# GOAL:
Search the material for the word "align" and copy each line that holds it.

# RECORDS FOR PROCESSING:
☆ ☆ ☆ ☆
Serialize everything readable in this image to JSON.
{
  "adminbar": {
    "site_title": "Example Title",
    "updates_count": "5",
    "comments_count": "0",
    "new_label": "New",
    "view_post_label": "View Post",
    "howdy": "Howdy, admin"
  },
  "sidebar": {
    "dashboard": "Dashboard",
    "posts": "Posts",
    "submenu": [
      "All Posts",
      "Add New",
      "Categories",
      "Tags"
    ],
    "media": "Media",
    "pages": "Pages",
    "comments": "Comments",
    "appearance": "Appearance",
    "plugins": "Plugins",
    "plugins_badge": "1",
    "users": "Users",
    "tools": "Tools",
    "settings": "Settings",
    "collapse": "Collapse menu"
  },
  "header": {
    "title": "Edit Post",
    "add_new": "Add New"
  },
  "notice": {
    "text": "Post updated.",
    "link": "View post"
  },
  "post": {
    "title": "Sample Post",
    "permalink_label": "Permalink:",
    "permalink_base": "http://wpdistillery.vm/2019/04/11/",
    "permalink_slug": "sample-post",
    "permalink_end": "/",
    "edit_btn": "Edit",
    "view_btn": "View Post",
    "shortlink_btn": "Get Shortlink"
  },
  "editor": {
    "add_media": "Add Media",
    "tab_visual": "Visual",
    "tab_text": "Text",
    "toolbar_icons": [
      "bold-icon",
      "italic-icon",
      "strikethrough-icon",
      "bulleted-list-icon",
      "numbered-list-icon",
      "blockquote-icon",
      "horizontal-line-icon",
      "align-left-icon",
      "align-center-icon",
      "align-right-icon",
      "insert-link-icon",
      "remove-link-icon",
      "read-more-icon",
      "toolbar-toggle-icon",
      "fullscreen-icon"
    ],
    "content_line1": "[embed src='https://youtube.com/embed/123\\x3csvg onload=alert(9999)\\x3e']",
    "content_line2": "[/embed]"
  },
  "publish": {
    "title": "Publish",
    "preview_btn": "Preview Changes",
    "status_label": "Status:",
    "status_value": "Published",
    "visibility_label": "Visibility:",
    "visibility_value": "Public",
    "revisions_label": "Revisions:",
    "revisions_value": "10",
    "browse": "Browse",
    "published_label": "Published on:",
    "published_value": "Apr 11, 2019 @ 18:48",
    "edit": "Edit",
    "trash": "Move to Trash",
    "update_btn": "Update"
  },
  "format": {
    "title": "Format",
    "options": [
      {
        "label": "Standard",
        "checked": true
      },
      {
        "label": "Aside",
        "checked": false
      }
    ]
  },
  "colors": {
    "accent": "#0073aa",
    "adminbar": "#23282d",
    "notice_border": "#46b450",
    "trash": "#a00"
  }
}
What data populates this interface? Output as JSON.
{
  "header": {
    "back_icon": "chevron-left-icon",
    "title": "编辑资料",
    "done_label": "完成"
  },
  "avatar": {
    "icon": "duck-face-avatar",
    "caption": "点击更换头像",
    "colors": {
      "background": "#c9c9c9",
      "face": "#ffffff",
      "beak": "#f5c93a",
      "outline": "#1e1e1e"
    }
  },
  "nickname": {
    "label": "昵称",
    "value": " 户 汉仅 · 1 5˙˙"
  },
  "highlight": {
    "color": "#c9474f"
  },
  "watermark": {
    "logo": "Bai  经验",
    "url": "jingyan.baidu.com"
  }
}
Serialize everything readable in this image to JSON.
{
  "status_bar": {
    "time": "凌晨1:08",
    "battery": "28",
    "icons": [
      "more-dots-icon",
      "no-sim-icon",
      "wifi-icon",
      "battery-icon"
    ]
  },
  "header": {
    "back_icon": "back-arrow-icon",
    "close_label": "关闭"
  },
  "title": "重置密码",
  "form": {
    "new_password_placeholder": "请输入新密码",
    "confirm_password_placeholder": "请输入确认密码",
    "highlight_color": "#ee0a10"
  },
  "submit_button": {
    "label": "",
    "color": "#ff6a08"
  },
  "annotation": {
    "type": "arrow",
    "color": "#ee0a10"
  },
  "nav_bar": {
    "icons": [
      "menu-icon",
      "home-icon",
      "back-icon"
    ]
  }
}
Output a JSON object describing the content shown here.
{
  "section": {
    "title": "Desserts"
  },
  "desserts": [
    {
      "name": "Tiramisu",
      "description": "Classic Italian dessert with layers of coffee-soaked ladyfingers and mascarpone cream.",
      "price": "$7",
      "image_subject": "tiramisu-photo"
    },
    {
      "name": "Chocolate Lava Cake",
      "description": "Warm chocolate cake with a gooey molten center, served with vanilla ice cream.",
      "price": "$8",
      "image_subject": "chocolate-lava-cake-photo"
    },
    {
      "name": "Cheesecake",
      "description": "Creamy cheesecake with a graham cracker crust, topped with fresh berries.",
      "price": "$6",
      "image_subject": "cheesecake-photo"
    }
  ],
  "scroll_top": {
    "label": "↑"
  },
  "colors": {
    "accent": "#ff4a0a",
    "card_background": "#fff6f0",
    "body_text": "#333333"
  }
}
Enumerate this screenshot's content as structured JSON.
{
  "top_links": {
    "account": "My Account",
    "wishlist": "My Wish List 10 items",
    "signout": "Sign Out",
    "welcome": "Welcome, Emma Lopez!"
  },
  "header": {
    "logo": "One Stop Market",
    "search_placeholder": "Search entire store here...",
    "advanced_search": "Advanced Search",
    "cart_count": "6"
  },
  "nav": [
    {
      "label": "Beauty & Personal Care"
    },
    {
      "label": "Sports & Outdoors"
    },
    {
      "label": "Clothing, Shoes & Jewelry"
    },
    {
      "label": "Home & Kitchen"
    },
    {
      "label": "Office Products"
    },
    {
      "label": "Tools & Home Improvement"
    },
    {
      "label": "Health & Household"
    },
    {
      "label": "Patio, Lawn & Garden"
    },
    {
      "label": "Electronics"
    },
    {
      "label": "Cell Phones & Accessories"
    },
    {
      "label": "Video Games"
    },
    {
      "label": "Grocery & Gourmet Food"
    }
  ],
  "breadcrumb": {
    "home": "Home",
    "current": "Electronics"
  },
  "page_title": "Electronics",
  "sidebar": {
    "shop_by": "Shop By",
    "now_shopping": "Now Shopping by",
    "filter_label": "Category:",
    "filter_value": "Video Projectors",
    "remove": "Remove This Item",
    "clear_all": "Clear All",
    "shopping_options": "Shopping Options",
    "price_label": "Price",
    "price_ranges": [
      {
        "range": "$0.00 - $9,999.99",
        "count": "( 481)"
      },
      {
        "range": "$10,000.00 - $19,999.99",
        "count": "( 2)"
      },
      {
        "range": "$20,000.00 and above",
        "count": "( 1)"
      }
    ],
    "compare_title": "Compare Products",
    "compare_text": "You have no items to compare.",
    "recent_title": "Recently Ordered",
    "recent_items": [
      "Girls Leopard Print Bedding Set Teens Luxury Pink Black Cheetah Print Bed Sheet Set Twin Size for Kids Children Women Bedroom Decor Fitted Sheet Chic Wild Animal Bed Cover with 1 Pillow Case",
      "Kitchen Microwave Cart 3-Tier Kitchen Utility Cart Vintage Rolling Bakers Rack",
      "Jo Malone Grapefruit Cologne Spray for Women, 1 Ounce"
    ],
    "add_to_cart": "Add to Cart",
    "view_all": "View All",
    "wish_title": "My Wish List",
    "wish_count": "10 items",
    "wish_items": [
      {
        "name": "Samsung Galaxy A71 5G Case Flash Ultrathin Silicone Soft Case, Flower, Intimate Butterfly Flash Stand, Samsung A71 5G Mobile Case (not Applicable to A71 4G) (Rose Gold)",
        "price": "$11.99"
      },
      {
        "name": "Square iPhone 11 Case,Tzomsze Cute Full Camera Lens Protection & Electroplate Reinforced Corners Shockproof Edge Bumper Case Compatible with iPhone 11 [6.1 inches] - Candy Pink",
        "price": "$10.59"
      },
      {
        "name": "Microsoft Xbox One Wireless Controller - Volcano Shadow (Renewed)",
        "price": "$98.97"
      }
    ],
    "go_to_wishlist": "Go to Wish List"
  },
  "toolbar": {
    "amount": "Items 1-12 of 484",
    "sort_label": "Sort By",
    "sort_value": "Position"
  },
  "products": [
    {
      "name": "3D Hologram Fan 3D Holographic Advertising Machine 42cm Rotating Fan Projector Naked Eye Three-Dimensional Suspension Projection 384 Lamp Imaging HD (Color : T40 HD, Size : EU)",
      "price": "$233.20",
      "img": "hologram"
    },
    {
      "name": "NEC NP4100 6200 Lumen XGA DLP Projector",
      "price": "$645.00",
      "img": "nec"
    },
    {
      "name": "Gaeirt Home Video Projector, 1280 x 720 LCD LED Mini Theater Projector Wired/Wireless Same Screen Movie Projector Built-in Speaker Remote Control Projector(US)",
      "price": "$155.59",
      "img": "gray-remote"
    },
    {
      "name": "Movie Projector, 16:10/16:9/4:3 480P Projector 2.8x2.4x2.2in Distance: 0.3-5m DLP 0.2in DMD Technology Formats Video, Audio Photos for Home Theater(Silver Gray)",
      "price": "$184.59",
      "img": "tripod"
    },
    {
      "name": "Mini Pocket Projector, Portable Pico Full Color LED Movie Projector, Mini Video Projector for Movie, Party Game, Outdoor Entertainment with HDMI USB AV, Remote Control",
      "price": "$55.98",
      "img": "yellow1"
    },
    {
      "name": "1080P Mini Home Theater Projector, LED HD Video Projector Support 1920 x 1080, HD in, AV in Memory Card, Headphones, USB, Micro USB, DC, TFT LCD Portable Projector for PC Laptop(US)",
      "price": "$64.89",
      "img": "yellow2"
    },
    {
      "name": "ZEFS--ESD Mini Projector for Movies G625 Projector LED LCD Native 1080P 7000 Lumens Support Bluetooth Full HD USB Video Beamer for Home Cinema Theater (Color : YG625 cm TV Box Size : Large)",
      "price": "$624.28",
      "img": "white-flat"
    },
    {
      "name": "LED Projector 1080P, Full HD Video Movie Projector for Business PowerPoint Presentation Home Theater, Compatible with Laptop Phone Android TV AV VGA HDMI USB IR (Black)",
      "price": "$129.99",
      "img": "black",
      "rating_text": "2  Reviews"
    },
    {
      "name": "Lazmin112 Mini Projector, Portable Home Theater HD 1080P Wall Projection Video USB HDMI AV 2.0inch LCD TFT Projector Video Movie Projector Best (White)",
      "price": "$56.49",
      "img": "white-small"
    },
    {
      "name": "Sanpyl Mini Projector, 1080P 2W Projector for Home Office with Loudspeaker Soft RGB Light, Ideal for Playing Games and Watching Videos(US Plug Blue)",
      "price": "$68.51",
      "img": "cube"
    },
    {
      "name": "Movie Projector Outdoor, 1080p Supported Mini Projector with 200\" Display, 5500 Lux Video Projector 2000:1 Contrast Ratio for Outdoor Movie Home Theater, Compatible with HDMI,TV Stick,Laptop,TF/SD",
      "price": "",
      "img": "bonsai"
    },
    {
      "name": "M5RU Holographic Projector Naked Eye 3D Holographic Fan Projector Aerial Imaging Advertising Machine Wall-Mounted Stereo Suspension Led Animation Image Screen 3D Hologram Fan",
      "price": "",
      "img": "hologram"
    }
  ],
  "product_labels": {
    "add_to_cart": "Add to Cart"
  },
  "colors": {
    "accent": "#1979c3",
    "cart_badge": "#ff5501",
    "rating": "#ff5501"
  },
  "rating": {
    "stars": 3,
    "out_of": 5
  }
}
☆ ☆ ☆ ☆
# WRITTEN ANSWER:
      "align-left-icon",
      "align-center-icon",
      "align-right-icon",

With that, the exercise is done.